* [REQUIREMENT]: Copy out each line of the material below that holds the string "body".

* [RAW RECORDS]:
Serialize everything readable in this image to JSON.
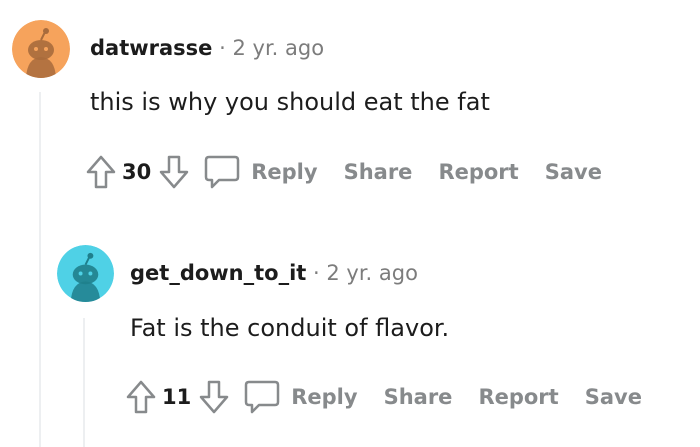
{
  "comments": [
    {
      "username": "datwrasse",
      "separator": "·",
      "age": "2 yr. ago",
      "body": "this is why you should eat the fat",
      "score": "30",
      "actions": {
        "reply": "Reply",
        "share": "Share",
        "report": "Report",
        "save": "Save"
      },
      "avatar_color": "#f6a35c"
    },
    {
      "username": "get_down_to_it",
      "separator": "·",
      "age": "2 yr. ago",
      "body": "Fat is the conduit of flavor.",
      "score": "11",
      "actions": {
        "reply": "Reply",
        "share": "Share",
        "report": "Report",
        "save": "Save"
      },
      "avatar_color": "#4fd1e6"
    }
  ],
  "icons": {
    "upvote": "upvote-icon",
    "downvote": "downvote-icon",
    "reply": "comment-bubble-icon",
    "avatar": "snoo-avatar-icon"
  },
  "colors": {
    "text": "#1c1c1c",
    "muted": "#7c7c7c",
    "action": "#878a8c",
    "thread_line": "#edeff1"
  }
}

* [WORKED ANSWER]:
      "body": "this is why you should eat the fat",
      "body": "Fat is the conduit of flavor.",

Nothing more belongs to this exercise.